Stated exercise:
Could you print every record below exactly as it appears?

(Dataset items)

————————

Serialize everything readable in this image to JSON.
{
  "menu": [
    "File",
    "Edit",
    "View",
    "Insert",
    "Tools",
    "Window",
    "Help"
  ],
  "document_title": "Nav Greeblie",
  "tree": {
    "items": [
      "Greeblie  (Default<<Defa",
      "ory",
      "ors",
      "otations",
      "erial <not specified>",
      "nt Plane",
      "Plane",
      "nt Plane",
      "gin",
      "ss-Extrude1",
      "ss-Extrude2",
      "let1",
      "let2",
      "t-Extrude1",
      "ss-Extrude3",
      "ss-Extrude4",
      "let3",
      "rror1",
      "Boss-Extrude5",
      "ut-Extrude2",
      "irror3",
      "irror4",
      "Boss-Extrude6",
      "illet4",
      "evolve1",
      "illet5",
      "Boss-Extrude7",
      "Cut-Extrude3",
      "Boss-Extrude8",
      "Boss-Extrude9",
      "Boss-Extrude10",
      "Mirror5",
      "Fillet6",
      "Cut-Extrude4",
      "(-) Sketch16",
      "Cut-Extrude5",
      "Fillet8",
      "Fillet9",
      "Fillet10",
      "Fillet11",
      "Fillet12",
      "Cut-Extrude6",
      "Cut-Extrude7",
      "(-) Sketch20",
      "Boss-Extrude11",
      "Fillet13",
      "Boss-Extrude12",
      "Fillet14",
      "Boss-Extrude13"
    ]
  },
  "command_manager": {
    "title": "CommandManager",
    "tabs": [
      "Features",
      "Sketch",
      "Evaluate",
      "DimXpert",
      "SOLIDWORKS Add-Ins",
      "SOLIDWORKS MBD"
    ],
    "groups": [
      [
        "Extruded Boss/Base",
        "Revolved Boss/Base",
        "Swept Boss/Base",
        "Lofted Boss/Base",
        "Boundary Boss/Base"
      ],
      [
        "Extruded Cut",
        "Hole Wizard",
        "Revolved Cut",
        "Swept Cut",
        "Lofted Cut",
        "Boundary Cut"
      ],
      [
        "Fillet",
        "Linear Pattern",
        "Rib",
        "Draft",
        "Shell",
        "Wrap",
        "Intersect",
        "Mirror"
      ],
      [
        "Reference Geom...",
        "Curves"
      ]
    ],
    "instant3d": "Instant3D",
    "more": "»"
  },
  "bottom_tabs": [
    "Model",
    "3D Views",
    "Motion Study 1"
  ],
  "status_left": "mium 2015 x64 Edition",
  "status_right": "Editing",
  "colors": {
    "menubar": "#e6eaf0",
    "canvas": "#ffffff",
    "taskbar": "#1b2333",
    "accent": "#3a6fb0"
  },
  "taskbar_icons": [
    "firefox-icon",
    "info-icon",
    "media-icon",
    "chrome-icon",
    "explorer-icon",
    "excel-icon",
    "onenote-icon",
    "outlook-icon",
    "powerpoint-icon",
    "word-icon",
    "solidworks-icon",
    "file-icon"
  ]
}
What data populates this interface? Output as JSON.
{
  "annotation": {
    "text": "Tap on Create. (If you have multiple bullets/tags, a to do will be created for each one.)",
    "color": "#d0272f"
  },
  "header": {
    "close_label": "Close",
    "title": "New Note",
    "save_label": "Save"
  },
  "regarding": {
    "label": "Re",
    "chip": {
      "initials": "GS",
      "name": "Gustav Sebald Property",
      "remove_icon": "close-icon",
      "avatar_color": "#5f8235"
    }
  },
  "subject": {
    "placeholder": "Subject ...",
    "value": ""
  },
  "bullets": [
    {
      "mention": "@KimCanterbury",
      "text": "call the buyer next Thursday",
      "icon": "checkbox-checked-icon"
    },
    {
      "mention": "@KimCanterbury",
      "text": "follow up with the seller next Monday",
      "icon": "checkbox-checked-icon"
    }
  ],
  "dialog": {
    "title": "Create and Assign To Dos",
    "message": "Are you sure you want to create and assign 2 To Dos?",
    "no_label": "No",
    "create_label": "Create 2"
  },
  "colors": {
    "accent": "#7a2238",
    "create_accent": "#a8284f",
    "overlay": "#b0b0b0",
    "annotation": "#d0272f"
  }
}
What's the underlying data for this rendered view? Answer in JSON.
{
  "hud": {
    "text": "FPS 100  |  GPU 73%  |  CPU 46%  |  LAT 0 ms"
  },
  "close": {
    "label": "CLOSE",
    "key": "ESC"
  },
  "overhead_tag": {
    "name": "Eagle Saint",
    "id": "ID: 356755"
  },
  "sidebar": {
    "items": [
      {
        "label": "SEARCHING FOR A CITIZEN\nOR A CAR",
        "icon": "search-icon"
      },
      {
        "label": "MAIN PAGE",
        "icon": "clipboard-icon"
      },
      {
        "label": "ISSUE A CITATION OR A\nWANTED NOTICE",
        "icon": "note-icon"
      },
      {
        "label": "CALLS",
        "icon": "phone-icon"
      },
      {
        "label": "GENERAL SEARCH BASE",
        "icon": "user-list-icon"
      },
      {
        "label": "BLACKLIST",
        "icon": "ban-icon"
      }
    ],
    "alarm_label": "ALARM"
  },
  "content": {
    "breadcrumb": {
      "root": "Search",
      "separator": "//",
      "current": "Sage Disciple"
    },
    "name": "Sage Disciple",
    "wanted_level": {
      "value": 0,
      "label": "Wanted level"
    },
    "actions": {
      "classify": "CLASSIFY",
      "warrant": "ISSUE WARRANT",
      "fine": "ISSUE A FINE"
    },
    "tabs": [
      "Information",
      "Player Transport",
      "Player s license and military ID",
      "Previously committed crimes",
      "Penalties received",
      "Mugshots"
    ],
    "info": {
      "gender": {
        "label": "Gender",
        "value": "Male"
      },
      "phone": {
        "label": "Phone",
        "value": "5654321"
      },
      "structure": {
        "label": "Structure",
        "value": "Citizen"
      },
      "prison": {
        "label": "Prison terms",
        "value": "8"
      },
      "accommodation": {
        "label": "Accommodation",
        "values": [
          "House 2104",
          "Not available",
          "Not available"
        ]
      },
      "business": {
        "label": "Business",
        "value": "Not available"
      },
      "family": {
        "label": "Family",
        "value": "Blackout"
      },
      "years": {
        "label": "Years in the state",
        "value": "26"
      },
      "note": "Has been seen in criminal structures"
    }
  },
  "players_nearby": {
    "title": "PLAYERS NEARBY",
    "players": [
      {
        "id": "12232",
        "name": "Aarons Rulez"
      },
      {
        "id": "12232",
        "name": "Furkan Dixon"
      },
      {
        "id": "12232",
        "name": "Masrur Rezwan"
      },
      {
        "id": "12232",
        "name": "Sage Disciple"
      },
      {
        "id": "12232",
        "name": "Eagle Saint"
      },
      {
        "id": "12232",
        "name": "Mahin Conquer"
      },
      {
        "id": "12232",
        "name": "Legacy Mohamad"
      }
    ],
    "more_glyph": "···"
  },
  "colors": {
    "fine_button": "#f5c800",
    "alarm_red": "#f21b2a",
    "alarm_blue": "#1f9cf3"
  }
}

————————

Reply:
Serialize everything readable in this image to JSON.
{
  "menu": [
    "File",
    "Edit",
    "View",
    "Insert",
    "Tools",
    "Window",
    "Help"
  ],
  "document_title": "Nav Greeblie",
  "tree": {
    "items": [
      "Greeblie  (Default<<Defa",
      "ory",
      "ors",
      "otations",
      "erial <not specified>",
      "nt Plane",
      "Plane",
      "nt Plane",
      "gin",
      "ss-Extrude1",
      "ss-Extrude2",
      "let1",
      "let2",
      "t-Extrude1",
      "ss-Extrude3",
      "ss-Extrude4",
      "let3",
      "rror1",
      "Boss-Extrude5",
      "ut-Extrude2",
      "irror3",
      "irror4",
      "Boss-Extrude6",
      "illet4",
      "evolve1",
      "illet5",
      "Boss-Extrude7",
      "Cut-Extrude3",
      "Boss-Extrude8",
      "Boss-Extrude9",
      "Boss-Extrude10",
      "Mirror5",
      "Fillet6",
      "Cut-Extrude4",
      "(-) Sketch16",
      "Cut-Extrude5",
      "Fillet8",
      "Fillet9",
      "Fillet10",
      "Fillet11",
      "Fillet12",
      "Cut-Extrude6",
      "Cut-Extrude7",
      "(-) Sketch20",
      "Boss-Extrude11",
      "Fillet13",
      "Boss-Extrude12",
      "Fillet14",
      "Boss-Extrude13"
    ]
  },
  "command_manager": {
    "title": "CommandManager",
    "tabs": [
      "Features",
      "Sketch",
      "Evaluate",
      "DimXpert",
      "SOLIDWORKS Add-Ins",
      "SOLIDWORKS MBD"
    ],
    "groups": [
      [
        "Extruded Boss/Base",
        "Revolved Boss/Base",
        "Swept Boss/Base",
        "Lofted Boss/Base",
        "Boundary Boss/Base"
      ],
      [
        "Extruded Cut",
        "Hole Wizard",
        "Revolved Cut",
        "Swept Cut",
        "Lofted Cut",
        "Boundary Cut"
      ],
      [
        "Fillet",
        "Linear Pattern",
        "Rib",
        "Draft",
        "Shell",
        "Wrap",
        "Intersect",
        "Mirror"
      ],
      [
        "Reference Geom...",
        "Curves"
      ]
    ],
    "instant3d": "Instant3D",
    "more": "»"
  },
  "bottom_tabs": [
    "Model",
    "3D Views",
    "Motion Study 1"
  ],
  "status_left": "mium 2015 x64 Edition",
  "status_right": "Editing",
  "colors": {
    "menubar": "#e6eaf0",
    "canvas": "#ffffff",
    "taskbar": "#1b2333",
    "accent": "#3a6fb0"
  },
  "taskbar_icons": [
    "firefox-icon",
    "info-icon",
    "media-icon",
    "chrome-icon",
    "explorer-icon",
    "excel-icon",
    "onenote-icon",
    "outlook-icon",
    "powerpoint-icon",
    "word-icon",
    "solidworks-icon",
    "file-icon"
  ]
}
What data populates this interface? Output as JSON.
{
  "annotation": {
    "text": "Tap on Create. (If you have multiple bullets/tags, a to do will be created for each one.)",
    "color": "#d0272f"
  },
  "header": {
    "close_label": "Close",
    "title": "New Note",
    "save_label": "Save"
  },
  "regarding": {
    "label": "Re",
    "chip": {
      "initials": "GS",
      "name": "Gustav Sebald Property",
      "remove_icon": "close-icon",
      "avatar_color": "#5f8235"
    }
  },
  "subject": {
    "placeholder": "Subject ...",
    "value": ""
  },
  "bullets": [
    {
      "mention": "@KimCanterbury",
      "text": "call the buyer next Thursday",
      "icon": "checkbox-checked-icon"
    },
    {
      "mention": "@KimCanterbury",
      "text": "follow up with the seller next Monday",
      "icon": "checkbox-checked-icon"
    }
  ],
  "dialog": {
    "title": "Create and Assign To Dos",
    "message": "Are you sure you want to create and assign 2 To Dos?",
    "no_label": "No",
    "create_label": "Create 2"
  },
  "colors": {
    "accent": "#7a2238",
    "create_accent": "#a8284f",
    "overlay": "#b0b0b0",
    "annotation": "#d0272f"
  }
}
What's the underlying data for this rendered view? Answer in JSON.
{
  "hud": {
    "text": "FPS 100  |  GPU 73%  |  CPU 46%  |  LAT 0 ms"
  },
  "close": {
    "label": "CLOSE",
    "key": "ESC"
  },
  "overhead_tag": {
    "name": "Eagle Saint",
    "id": "ID: 356755"
  },
  "sidebar": {
    "items": [
      {
        "label": "SEARCHING FOR A CITIZEN\nOR A CAR",
        "icon": "search-icon"
      },
      {
        "label": "MAIN PAGE",
        "icon": "clipboard-icon"
      },
      {
        "label": "ISSUE A CITATION OR A\nWANTED NOTICE",
        "icon": "note-icon"
      },
      {
        "label": "CALLS",
        "icon": "phone-icon"
      },
      {
        "label": "GENERAL SEARCH BASE",
        "icon": "user-list-icon"
      },
      {
        "label": "BLACKLIST",
        "icon": "ban-icon"
      }
    ],
    "alarm_label": "ALARM"
  },
  "content": {
    "breadcrumb": {
      "root": "Search",
      "separator": "//",
      "current": "Sage Disciple"
    },
    "name": "Sage Disciple",
    "wanted_level": {
      "value": 0,
      "label": "Wanted level"
    },
    "actions": {
      "classify": "CLASSIFY",
      "warrant": "ISSUE WARRANT",
      "fine": "ISSUE A FINE"
    },
    "tabs": [
      "Information",
      "Player Transport",
      "Player s license and military ID",
      "Previously committed crimes",
      "Penalties received",
      "Mugshots"
    ],
    "info": {
      "gender": {
        "label": "Gender",
        "value": "Male"
      },
      "phone": {
        "label": "Phone",
        "value": "5654321"
      },
      "structure": {
        "label": "Structure",
        "value": "Citizen"
      },
      "prison": {
        "label": "Prison terms",
        "value": "8"
      },
      "accommodation": {
        "label": "Accommodation",
        "values": [
          "House 2104",
          "Not available",
          "Not available"
        ]
      },
      "business": {
        "label": "Business",
        "value": "Not available"
      },
      "family": {
        "label": "Family",
        "value": "Blackout"
      },
      "years": {
        "label": "Years in the state",
        "value": "26"
      },
      "note": "Has been seen in criminal structures"
    }
  },
  "players_nearby": {
    "title": "PLAYERS NEARBY",
    "players": [
      {
        "id": "12232",
        "name": "Aarons Rulez"
      },
      {
        "id": "12232",
        "name": "Furkan Dixon"
      },
      {
        "id": "12232",
        "name": "Masrur Rezwan"
      },
      {
        "id": "12232",
        "name": "Sage Disciple"
      },
      {
        "id": "12232",
        "name": "Eagle Saint"
      },
      {
        "id": "12232",
        "name": "Mahin Conquer"
      },
      {
        "id": "12232",
        "name": "Legacy Mohamad"
      }
    ],
    "more_glyph": "···"
  },
  "colors": {
    "fine_button": "#f5c800",
    "alarm_red": "#f21b2a",
    "alarm_blue": "#1f9cf3"
  }
}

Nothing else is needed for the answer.